### Exercise brief
In the copy, include every entry exactly but none of the pictures.

### The records

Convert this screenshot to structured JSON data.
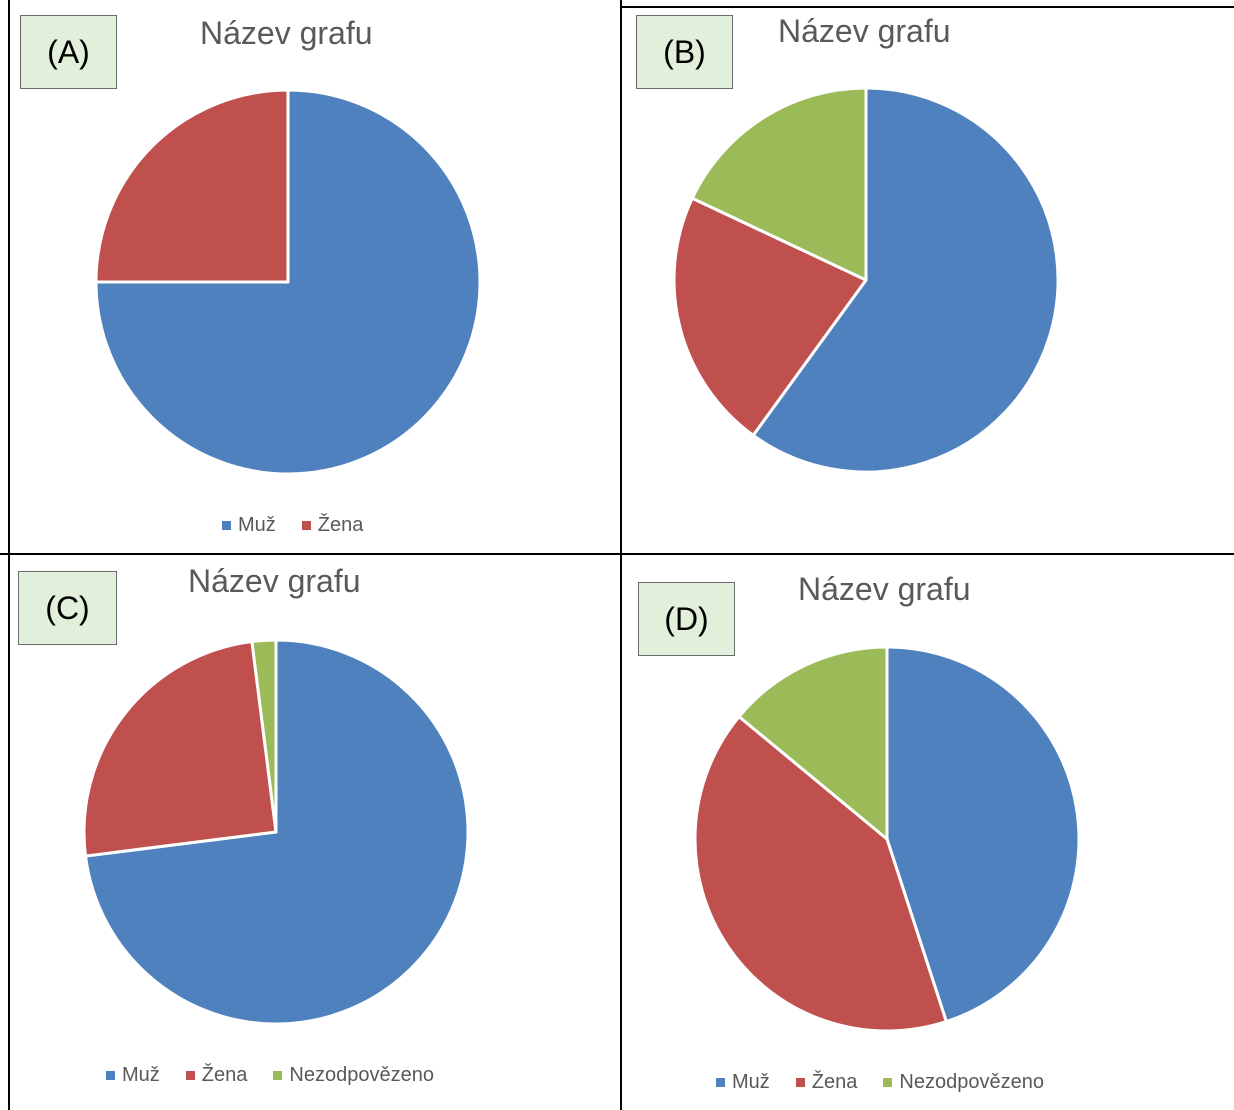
{
  "colors": {
    "muz": "#4e81bd",
    "zena": "#c0504d",
    "nezodpovezeno": "#9bbb59"
  },
  "chart_data": [
    {
      "type": "pie",
      "panel_label": "(A)",
      "title": "Název grafu",
      "categories": [
        "Muž",
        "Žena"
      ],
      "values": [
        75,
        25
      ],
      "legend": "bottom"
    },
    {
      "type": "pie",
      "panel_label": "(B)",
      "title": "Název grafu",
      "categories": [
        "Muž",
        "Žena",
        "Nezodpovězeno"
      ],
      "values": [
        60,
        22,
        18
      ],
      "legend": "none"
    },
    {
      "type": "pie",
      "panel_label": "(C)",
      "title": "Název grafu",
      "categories": [
        "Muž",
        "Žena",
        "Nezodpovězeno"
      ],
      "values": [
        73,
        25,
        2
      ],
      "legend": "bottom"
    },
    {
      "type": "pie",
      "panel_label": "(D)",
      "title": "Název grafu",
      "categories": [
        "Muž",
        "Žena",
        "Nezodpovězeno"
      ],
      "values": [
        45,
        41,
        14
      ],
      "legend": "bottom"
    }
  ]
}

### The completed task
Convert this screenshot to structured JSON data.
{
  "colors": {
    "muz": "#4e81bd",
    "zena": "#c0504d",
    "nezodpovezeno": "#9bbb59"
  },
  "chart_data": [
    {
      "type": "pie",
      "panel_label": "(A)",
      "title": "Název grafu",
      "categories": [
        "Muž",
        "Žena"
      ],
      "values": [
        75,
        25
      ],
      "legend": "bottom"
    },
    {
      "type": "pie",
      "panel_label": "(B)",
      "title": "Název grafu",
      "categories": [
        "Muž",
        "Žena",
        "Nezodpovězeno"
      ],
      "values": [
        60,
        22,
        18
      ],
      "legend": "none"
    },
    {
      "type": "pie",
      "panel_label": "(C)",
      "title": "Název grafu",
      "categories": [
        "Muž",
        "Žena",
        "Nezodpovězeno"
      ],
      "values": [
        73,
        25,
        2
      ],
      "legend": "bottom"
    },
    {
      "type": "pie",
      "panel_label": "(D)",
      "title": "Název grafu",
      "categories": [
        "Muž",
        "Žena",
        "Nezodpovězeno"
      ],
      "values": [
        45,
        41,
        14
      ],
      "legend": "bottom"
    }
  ]
}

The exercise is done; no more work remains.